TASK OBJECTIVE:
All of the data should be repeated exactly; pictures are not part of the copy.

(Dataset listings of figures)

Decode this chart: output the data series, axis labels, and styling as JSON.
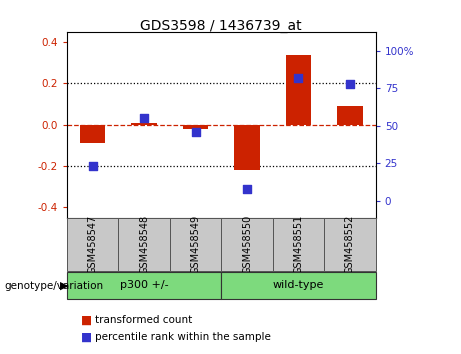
{
  "title": "GDS3598 / 1436739_at",
  "samples": [
    "GSM458547",
    "GSM458548",
    "GSM458549",
    "GSM458550",
    "GSM458551",
    "GSM458552"
  ],
  "transformed_count": [
    -0.09,
    0.01,
    -0.02,
    -0.22,
    0.34,
    0.09
  ],
  "percentile_rank": [
    23,
    55,
    46,
    8,
    82,
    78
  ],
  "group_bg_color": "#7dda7d",
  "sample_bg_color": "#c8c8c8",
  "ylim_left": [
    -0.45,
    0.45
  ],
  "ylim_right": [
    -11.25,
    112.5
  ],
  "yticks_left": [
    -0.4,
    -0.2,
    0.0,
    0.2,
    0.4
  ],
  "yticks_right": [
    0,
    25,
    50,
    75,
    100
  ],
  "ytick_labels_right": [
    "0",
    "25",
    "50",
    "75",
    "100%"
  ],
  "bar_color": "#cc2200",
  "dot_color": "#3333cc",
  "hline_color": "#cc2200",
  "dotted_line_color": "#000000",
  "bar_width": 0.5,
  "dot_size": 40,
  "legend_items": [
    "transformed count",
    "percentile rank within the sample"
  ],
  "genotype_label": "genotype/variation",
  "arrow_char": "▶",
  "group_boundaries": [
    {
      "start": 0,
      "end": 3,
      "label": "p300 +/-"
    },
    {
      "start": 3,
      "end": 6,
      "label": "wild-type"
    }
  ]
}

RESULT OF THE TASK:
Decode this chart: output the data series, axis labels, and styling as JSON.
{
  "title": "GDS3598 / 1436739_at",
  "samples": [
    "GSM458547",
    "GSM458548",
    "GSM458549",
    "GSM458550",
    "GSM458551",
    "GSM458552"
  ],
  "transformed_count": [
    -0.09,
    0.01,
    -0.02,
    -0.22,
    0.34,
    0.09
  ],
  "percentile_rank": [
    23,
    55,
    46,
    8,
    82,
    78
  ],
  "group_bg_color": "#7dda7d",
  "sample_bg_color": "#c8c8c8",
  "ylim_left": [
    -0.45,
    0.45
  ],
  "ylim_right": [
    -11.25,
    112.5
  ],
  "yticks_left": [
    -0.4,
    -0.2,
    0.0,
    0.2,
    0.4
  ],
  "yticks_right": [
    0,
    25,
    50,
    75,
    100
  ],
  "ytick_labels_right": [
    "0",
    "25",
    "50",
    "75",
    "100%"
  ],
  "bar_color": "#cc2200",
  "dot_color": "#3333cc",
  "hline_color": "#cc2200",
  "dotted_line_color": "#000000",
  "bar_width": 0.5,
  "dot_size": 40,
  "legend_items": [
    "transformed count",
    "percentile rank within the sample"
  ],
  "genotype_label": "genotype/variation",
  "arrow_char": "▶",
  "group_boundaries": [
    {
      "start": 0,
      "end": 3,
      "label": "p300 +/-"
    },
    {
      "start": 3,
      "end": 6,
      "label": "wild-type"
    }
  ]
}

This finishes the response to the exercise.